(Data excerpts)
==============================
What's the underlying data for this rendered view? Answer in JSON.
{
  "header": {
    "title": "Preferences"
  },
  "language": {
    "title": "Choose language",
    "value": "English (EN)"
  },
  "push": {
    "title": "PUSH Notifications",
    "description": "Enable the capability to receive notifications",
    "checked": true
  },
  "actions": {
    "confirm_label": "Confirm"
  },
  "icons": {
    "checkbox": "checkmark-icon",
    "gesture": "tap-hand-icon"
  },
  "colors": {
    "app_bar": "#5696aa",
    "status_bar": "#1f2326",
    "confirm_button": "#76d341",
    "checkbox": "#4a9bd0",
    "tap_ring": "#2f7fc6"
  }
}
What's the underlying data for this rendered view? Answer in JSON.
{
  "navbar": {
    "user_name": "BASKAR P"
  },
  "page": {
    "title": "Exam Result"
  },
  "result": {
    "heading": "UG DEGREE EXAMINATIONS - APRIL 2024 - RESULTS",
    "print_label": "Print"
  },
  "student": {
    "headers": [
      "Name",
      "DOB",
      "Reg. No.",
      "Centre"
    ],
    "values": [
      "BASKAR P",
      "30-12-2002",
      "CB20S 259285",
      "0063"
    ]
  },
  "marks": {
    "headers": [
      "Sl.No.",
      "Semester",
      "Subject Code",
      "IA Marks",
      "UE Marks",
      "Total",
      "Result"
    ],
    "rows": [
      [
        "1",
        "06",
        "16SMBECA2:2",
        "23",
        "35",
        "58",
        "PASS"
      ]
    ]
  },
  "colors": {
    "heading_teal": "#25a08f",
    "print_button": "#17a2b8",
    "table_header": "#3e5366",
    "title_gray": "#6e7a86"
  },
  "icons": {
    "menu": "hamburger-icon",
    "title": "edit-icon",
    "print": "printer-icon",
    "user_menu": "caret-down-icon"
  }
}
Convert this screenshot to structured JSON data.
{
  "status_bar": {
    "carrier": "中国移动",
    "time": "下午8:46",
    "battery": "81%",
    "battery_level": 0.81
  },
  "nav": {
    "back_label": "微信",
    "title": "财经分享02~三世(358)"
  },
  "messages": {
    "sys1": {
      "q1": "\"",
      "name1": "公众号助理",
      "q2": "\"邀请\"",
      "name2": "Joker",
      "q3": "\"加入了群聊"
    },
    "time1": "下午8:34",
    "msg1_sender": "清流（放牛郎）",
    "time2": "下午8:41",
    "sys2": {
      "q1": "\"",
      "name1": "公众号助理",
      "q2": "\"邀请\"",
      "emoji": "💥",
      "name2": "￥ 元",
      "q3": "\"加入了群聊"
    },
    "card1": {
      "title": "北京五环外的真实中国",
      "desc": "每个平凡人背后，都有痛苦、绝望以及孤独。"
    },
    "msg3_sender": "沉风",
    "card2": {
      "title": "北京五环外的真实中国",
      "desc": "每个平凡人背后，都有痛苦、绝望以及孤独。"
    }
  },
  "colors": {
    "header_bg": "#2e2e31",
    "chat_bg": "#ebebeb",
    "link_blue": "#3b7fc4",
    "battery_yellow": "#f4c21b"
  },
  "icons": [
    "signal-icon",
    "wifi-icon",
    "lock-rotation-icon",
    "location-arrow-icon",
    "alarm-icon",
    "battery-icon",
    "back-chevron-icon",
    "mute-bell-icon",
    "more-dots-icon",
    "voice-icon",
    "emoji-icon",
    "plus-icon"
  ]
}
==============================
Exercise directions | Write out the whole listing again. Match it word for word.

Answer to this problem |
What's the underlying data for this rendered view? Answer in JSON.
{
  "header": {
    "title": "Preferences"
  },
  "language": {
    "title": "Choose language",
    "value": "English (EN)"
  },
  "push": {
    "title": "PUSH Notifications",
    "description": "Enable the capability to receive notifications",
    "checked": true
  },
  "actions": {
    "confirm_label": "Confirm"
  },
  "icons": {
    "checkbox": "checkmark-icon",
    "gesture": "tap-hand-icon"
  },
  "colors": {
    "app_bar": "#5696aa",
    "status_bar": "#1f2326",
    "confirm_button": "#76d341",
    "checkbox": "#4a9bd0",
    "tap_ring": "#2f7fc6"
  }
}
What's the underlying data for this rendered view? Answer in JSON.
{
  "navbar": {
    "user_name": "BASKAR P"
  },
  "page": {
    "title": "Exam Result"
  },
  "result": {
    "heading": "UG DEGREE EXAMINATIONS - APRIL 2024 - RESULTS",
    "print_label": "Print"
  },
  "student": {
    "headers": [
      "Name",
      "DOB",
      "Reg. No.",
      "Centre"
    ],
    "values": [
      "BASKAR P",
      "30-12-2002",
      "CB20S 259285",
      "0063"
    ]
  },
  "marks": {
    "headers": [
      "Sl.No.",
      "Semester",
      "Subject Code",
      "IA Marks",
      "UE Marks",
      "Total",
      "Result"
    ],
    "rows": [
      [
        "1",
        "06",
        "16SMBECA2:2",
        "23",
        "35",
        "58",
        "PASS"
      ]
    ]
  },
  "colors": {
    "heading_teal": "#25a08f",
    "print_button": "#17a2b8",
    "table_header": "#3e5366",
    "title_gray": "#6e7a86"
  },
  "icons": {
    "menu": "hamburger-icon",
    "title": "edit-icon",
    "print": "printer-icon",
    "user_menu": "caret-down-icon"
  }
}
Convert this screenshot to structured JSON data.
{
  "status_bar": {
    "carrier": "中国移动",
    "time": "下午8:46",
    "battery": "81%",
    "battery_level": 0.81
  },
  "nav": {
    "back_label": "微信",
    "title": "财经分享02~三世(358)"
  },
  "messages": {
    "sys1": {
      "q1": "\"",
      "name1": "公众号助理",
      "q2": "\"邀请\"",
      "name2": "Joker",
      "q3": "\"加入了群聊"
    },
    "time1": "下午8:34",
    "msg1_sender": "清流（放牛郎）",
    "time2": "下午8:41",
    "sys2": {
      "q1": "\"",
      "name1": "公众号助理",
      "q2": "\"邀请\"",
      "emoji": "💥",
      "name2": "￥ 元",
      "q3": "\"加入了群聊"
    },
    "card1": {
      "title": "北京五环外的真实中国",
      "desc": "每个平凡人背后，都有痛苦、绝望以及孤独。"
    },
    "msg3_sender": "沉风",
    "card2": {
      "title": "北京五环外的真实中国",
      "desc": "每个平凡人背后，都有痛苦、绝望以及孤独。"
    }
  },
  "colors": {
    "header_bg": "#2e2e31",
    "chat_bg": "#ebebeb",
    "link_blue": "#3b7fc4",
    "battery_yellow": "#f4c21b"
  },
  "icons": [
    "signal-icon",
    "wifi-icon",
    "lock-rotation-icon",
    "location-arrow-icon",
    "alarm-icon",
    "battery-icon",
    "back-chevron-icon",
    "mute-bell-icon",
    "more-dots-icon",
    "voice-icon",
    "emoji-icon",
    "plus-icon"
  ]
}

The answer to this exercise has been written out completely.